EXPLORE THE MATERIAL:
[1] Copy the passage from "The document from" to "specific hydroxy-naphthoyl compounds." from the text on Setipiprant metabolism.
[2] From the text on Setipiprant metabolism, list every metabolite label it gives.

STUDY TEXT:
-------

Verification of the Major Metabolic Oxidation Path for the Naphthoyl Group in Chemoattractant Receptor-Homologous Molecule Expressed on Th2 Cells (CRTh2) Antagonist 2-(2-(1-Naphthoyl)-8-fluoro-3,4-dihydro-1H-pyrido[4,3-b]indol-5(2H)-yl)acetic Acid (Setipiprant/ACT-129968)

The document from 2015 investigated the metabolic oxidation of the CRTh2 antagonist 2-(2-(1-naphthoyl)-8-fluoro-3,4-dihydro-1H-pyrido[4,3-b]indol-5(2H)-yl)acetic acid (Setipiprant/ACT-129968). Various analogues of this compound were synthesized to understand the regio- and enantioselectivity of its metabolic oxidation and to confirm the structures of four metabolites proposed in a previous clinical ADME study. The two major metabolites, M7 and M9, were confirmed as specific dihydroxy-dihydronaphthalene-carbonyl compounds, each composed of two enantiomers with 68% and 44% enantiomeric excess in favor of (+)-(3S,4S)-M7 and (+)-(5S,6S)-M9, respectively. The minor metabolites M3 and M13 were identified as specific hydroxy-naphthoyl compounds.

-------

INPUT DATA:
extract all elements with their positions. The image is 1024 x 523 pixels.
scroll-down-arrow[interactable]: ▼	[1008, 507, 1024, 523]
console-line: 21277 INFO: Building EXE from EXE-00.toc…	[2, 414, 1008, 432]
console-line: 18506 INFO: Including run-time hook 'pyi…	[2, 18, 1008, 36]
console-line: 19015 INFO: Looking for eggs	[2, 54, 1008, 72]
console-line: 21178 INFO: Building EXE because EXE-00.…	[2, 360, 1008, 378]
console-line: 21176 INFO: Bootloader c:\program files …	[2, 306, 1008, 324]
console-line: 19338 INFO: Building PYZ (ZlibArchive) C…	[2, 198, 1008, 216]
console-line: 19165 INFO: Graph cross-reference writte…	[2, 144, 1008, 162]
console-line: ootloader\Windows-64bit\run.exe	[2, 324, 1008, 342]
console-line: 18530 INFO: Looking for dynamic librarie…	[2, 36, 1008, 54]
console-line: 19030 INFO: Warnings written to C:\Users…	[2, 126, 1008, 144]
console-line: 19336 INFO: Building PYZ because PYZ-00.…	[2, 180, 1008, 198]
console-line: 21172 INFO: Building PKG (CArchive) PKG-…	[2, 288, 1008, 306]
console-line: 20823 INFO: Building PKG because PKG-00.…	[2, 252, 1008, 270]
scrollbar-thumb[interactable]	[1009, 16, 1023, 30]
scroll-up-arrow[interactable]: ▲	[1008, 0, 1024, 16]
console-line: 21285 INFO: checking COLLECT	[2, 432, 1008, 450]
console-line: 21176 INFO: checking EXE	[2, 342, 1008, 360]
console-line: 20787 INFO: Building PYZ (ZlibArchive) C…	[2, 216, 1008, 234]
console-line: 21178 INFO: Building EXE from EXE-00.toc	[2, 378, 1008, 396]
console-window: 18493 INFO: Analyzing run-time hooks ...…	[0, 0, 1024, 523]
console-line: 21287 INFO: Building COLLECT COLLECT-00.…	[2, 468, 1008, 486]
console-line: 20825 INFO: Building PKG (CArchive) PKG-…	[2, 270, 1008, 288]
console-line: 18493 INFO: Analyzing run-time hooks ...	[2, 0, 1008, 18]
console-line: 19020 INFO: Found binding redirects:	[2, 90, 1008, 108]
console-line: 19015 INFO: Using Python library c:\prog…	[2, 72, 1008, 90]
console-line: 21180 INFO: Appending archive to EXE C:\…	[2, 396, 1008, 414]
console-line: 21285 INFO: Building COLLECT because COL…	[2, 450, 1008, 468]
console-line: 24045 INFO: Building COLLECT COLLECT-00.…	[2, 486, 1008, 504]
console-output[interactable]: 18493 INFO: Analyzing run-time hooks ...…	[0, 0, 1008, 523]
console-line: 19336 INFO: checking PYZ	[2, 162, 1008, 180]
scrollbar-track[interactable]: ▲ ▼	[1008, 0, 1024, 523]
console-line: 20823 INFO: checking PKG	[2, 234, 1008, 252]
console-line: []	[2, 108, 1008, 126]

-------

ANSWERS FOR THE EXERCISE:
[1]
The document from 2015 investigated the metabolic oxidation of the CRTh2 antagonist 2-(2-(1-naphthoyl)-8-fluoro-3,4-dihydro-1H-pyrido[4,3-b]indol-5(2H)-yl)acetic acid (Setipiprant/ACT-129968). Various analogues of this compound were synthesized to understand the regio- and enantioselectivity of its metabolic oxidation and to confirm the structures of four metabolites proposed in a previous clinical ADME study. The two major metabolites, M7 and M9, were confirmed as specific dihydroxy-dihydronaphthalene-carbonyl compounds, each composed of two enantiomers with 68% and 44% enantiomeric excess in favor of (+)-(3S,4S)-M7 and (+)-(5S,6S)-M9, respectively. The minor metabolites M3 and M13 were identified as specific hydroxy-naphthoyl compounds.

[2] M7, M9, M3, M13